■ PROBLEM TO WORK ON
Retype the material below. Keep every word exactly as it is.

<<<<

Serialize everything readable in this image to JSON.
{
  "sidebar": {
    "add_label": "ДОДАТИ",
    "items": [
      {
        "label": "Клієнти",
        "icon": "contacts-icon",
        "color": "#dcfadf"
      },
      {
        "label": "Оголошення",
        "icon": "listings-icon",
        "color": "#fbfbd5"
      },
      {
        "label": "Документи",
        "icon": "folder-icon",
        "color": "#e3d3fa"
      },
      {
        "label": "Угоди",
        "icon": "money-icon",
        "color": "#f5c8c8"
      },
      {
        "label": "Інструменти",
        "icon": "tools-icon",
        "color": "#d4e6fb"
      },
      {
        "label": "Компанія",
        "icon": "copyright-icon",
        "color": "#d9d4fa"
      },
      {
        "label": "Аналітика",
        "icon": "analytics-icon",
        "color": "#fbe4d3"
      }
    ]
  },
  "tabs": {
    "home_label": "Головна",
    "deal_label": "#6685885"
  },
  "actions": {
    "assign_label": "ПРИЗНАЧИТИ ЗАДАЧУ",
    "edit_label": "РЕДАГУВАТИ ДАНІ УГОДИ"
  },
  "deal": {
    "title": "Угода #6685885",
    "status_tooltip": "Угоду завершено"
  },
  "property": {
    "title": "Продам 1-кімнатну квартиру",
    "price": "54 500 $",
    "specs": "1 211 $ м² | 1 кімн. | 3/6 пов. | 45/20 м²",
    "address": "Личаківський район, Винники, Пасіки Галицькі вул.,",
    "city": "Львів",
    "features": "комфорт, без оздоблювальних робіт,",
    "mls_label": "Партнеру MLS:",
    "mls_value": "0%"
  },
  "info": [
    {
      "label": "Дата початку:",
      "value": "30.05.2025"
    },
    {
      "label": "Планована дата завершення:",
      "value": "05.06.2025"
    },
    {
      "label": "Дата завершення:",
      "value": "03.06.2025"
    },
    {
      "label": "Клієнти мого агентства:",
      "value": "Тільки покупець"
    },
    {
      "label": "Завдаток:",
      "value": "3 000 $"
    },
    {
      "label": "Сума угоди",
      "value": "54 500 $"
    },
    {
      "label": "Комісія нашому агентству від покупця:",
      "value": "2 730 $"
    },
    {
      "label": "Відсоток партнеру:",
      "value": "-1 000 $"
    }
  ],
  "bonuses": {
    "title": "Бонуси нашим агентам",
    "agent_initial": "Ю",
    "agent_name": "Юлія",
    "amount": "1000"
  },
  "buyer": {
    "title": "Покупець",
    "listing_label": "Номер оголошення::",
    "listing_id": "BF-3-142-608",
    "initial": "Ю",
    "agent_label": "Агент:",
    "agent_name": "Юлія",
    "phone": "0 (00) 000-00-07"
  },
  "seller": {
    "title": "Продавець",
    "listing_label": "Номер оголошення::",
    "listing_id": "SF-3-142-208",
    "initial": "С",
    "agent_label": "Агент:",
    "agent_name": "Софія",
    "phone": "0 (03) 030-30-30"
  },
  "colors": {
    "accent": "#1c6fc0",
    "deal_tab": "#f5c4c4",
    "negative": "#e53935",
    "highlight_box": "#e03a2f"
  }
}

>>>>

■ EXERCISE RESULT
Serialize everything readable in this image to JSON.
{
  "sidebar": {
    "add_label": "ДОДАТИ",
    "items": [
      {
        "label": "Клієнти",
        "icon": "contacts-icon",
        "color": "#dcfadf"
      },
      {
        "label": "Оголошення",
        "icon": "listings-icon",
        "color": "#fbfbd5"
      },
      {
        "label": "Документи",
        "icon": "folder-icon",
        "color": "#e3d3fa"
      },
      {
        "label": "Угоди",
        "icon": "money-icon",
        "color": "#f5c8c8"
      },
      {
        "label": "Інструменти",
        "icon": "tools-icon",
        "color": "#d4e6fb"
      },
      {
        "label": "Компанія",
        "icon": "copyright-icon",
        "color": "#d9d4fa"
      },
      {
        "label": "Аналітика",
        "icon": "analytics-icon",
        "color": "#fbe4d3"
      }
    ]
  },
  "tabs": {
    "home_label": "Головна",
    "deal_label": "#6685885"
  },
  "actions": {
    "assign_label": "ПРИЗНАЧИТИ ЗАДАЧУ",
    "edit_label": "РЕДАГУВАТИ ДАНІ УГОДИ"
  },
  "deal": {
    "title": "Угода #6685885",
    "status_tooltip": "Угоду завершено"
  },
  "property": {
    "title": "Продам 1-кімнатну квартиру",
    "price": "54 500 $",
    "specs": "1 211 $ м² | 1 кімн. | 3/6 пов. | 45/20 м²",
    "address": "Личаківський район, Винники, Пасіки Галицькі вул.,",
    "city": "Львів",
    "features": "комфорт, без оздоблювальних робіт,",
    "mls_label": "Партнеру MLS:",
    "mls_value": "0%"
  },
  "info": [
    {
      "label": "Дата початку:",
      "value": "30.05.2025"
    },
    {
      "label": "Планована дата завершення:",
      "value": "05.06.2025"
    },
    {
      "label": "Дата завершення:",
      "value": "03.06.2025"
    },
    {
      "label": "Клієнти мого агентства:",
      "value": "Тільки покупець"
    },
    {
      "label": "Завдаток:",
      "value": "3 000 $"
    },
    {
      "label": "Сума угоди",
      "value": "54 500 $"
    },
    {
      "label": "Комісія нашому агентству від покупця:",
      "value": "2 730 $"
    },
    {
      "label": "Відсоток партнеру:",
      "value": "-1 000 $"
    }
  ],
  "bonuses": {
    "title": "Бонуси нашим агентам",
    "agent_initial": "Ю",
    "agent_name": "Юлія",
    "amount": "1000"
  },
  "buyer": {
    "title": "Покупець",
    "listing_label": "Номер оголошення::",
    "listing_id": "BF-3-142-608",
    "initial": "Ю",
    "agent_label": "Агент:",
    "agent_name": "Юлія",
    "phone": "0 (00) 000-00-07"
  },
  "seller": {
    "title": "Продавець",
    "listing_label": "Номер оголошення::",
    "listing_id": "SF-3-142-208",
    "initial": "С",
    "agent_label": "Агент:",
    "agent_name": "Софія",
    "phone": "0 (03) 030-30-30"
  },
  "colors": {
    "accent": "#1c6fc0",
    "deal_tab": "#f5c4c4",
    "negative": "#e53935",
    "highlight_box": "#e03a2f"
  }
}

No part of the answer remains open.